### EXERCISE BRIEF
Show every line in the records below that contains the word "RQFII".

Data entries:
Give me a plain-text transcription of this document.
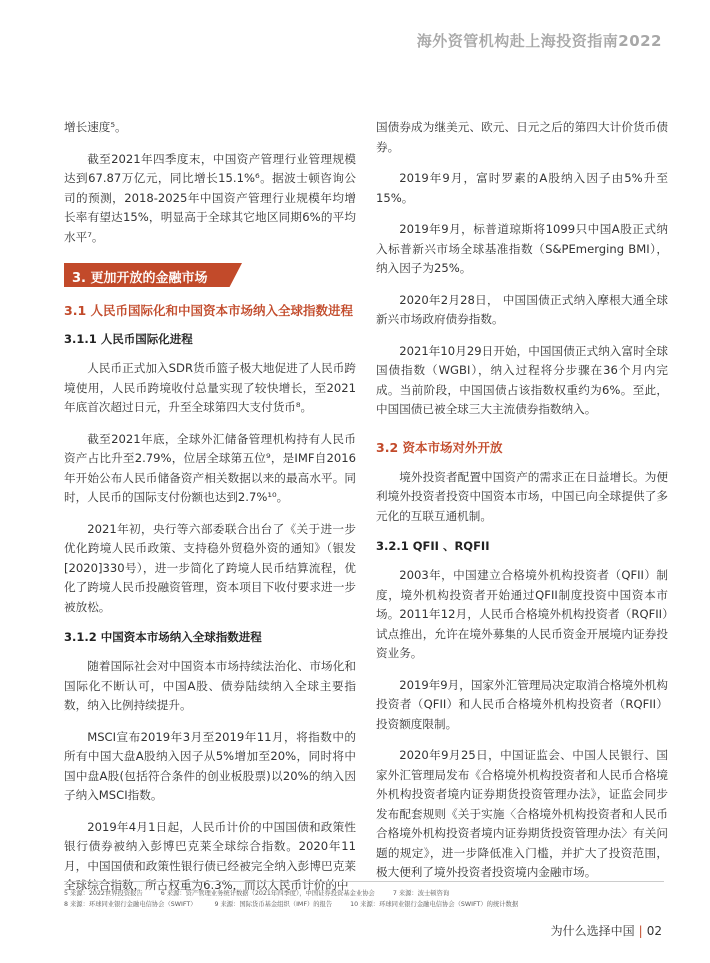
海外资管机构赴上海投资指南2022

增长速度⁵。

截至2021年四季度末，中国资产管理行业管理规模达到67.87万亿元，同比增长15.1%⁶。据波士顿咨询公司的预测，2018-2025年中国资产管理行业规模年均增长率有望达15%，明显高于全球其它地区同期6%的平均水平⁷。

3. 更加开放的金融市场
3.1 人民币国际化和中国资本市场纳入全球指数进程
3.1.1 人民币国际化进程

人民币正式加入SDR货币篮子极大地促进了人民币跨境使用，人民币跨境收付总量实现了较快增长，至2021年底首次超过日元，升至全球第四大支付货币⁸。

截至2021年底，全球外汇储备管理机构持有人民币资产占比升至2.79%，位居全球第五位⁹，是IMF自2016年开始公布人民币储备资产相关数据以来的最高水平。同时，人民币的国际支付份额也达到2.7%¹⁰。

2021年初，央行等六部委联合出台了《关于进一步优化跨境人民币政策、支持稳外贸稳外资的通知》（银发[2020]330号），进一步简化了跨境人民币结算流程，优化了跨境人民币投融资管理，资本项目下收付要求进一步被放松。

3.1.2 中国资本市场纳入全球指数进程

随着国际社会对中国资本市场持续法治化、市场化和国际化不断认可，中国A股、债券陆续纳入全球主要指数，纳入比例持续提升。

MSCI宣布2019年3月至2019年11月，将指数中的所有中国大盘A股纳入因子从5%增加至20%，同时将中国中盘A股(包括符合条件的创业板股票)以20%的纳入因子纳入MSCI指数。

2019年4月1日起，人民币计价的中国国债和政策性银行债券被纳入彭博巴克莱全球综合指数。2020年11月，中国国债和政策性银行债已经被完全纳入彭博巴克莱全球综合指数，所占权重为6.3%，而以人民币计价的中

国债券成为继美元、欧元、日元之后的第四大计价货币债券。

2019年9月，富时罗素的A股纳入因子由5%升至15%。

2019年9月，标普道琼斯将1099只中国A股正式纳入标普新兴市场全球基准指数（S&PEmerging BMI），纳入因子为25%。

2020年2月28日， 中国国债正式纳入摩根大通全球新兴市场政府债券指数。

2021年10月29日开始，中国国债正式纳入富时全球国债指数（WGBI），纳入过程将分步骤在36个月内完成。当前阶段，中国国债占该指数权重约为6%。至此，中国国债已被全球三大主流债券指数纳入。

3.2 资本市场对外开放

境外投资者配置中国资产的需求正在日益增长。为便利境外投资者投资中国资本市场，中国已向全球提供了多元化的互联互通机制。

3.2.1 QFII 、RQFII

2003年，中国建立合格境外机构投资者（QFII）制度，境外机构投资者开始通过QFII制度投资中国资本市场。2011年12月，人民币合格境外机构投资者（RQFII）试点推出，允许在境外募集的人民币资金开展境内证券投资业务。

2019年9月，国家外汇管理局决定取消合格境外机构投资者（QFII）和人民币合格境外机构投资者（RQFII）投资额度限制。

2020年9月25日，中国证监会、中国人民银行、国家外汇管理局发布《合格境外机构投资者和人民币合格境外机构投资者境内证券期货投资管理办法》，证监会同步发布配套规则《关于实施〈合格境外机构投资者和人民币合格境外机构投资者境内证券期货投资管理办法〉有关问题的规定》，进一步降低准入门槛，并扩大了投资范围，极大便利了境外投资者投资境内金融市场。

5 来源：2022世界投资报告	6 来源：资产管理业务统计数据（2021年四季度），中国证券投资基金业协会	7 来源：波士顿咨询
8 来源：环球同业银行金融电信协会（SWIFT）	9 来源：国际货币基金组织（IMF）的报告	10 来源：环球同业银行金融电信协会（SWIFT）的统计数据
为什么选择中国 | 02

### FINAL RESULT
3.2.1 QFII 、RQFII
2003年，中国建立合格境外机构投资者（QFII）制度，境外机构投资者开始通过QFII制度投资中国资本市场。2011年12月，人民币合格境外机构投资者（RQFII）试点推出，允许在境外募集的人民币资金开展境内证券投资业务。
2019年9月，国家外汇管理局决定取消合格境外机构投资者（QFII）和人民币合格境外机构投资者（RQFII）投资额度限制。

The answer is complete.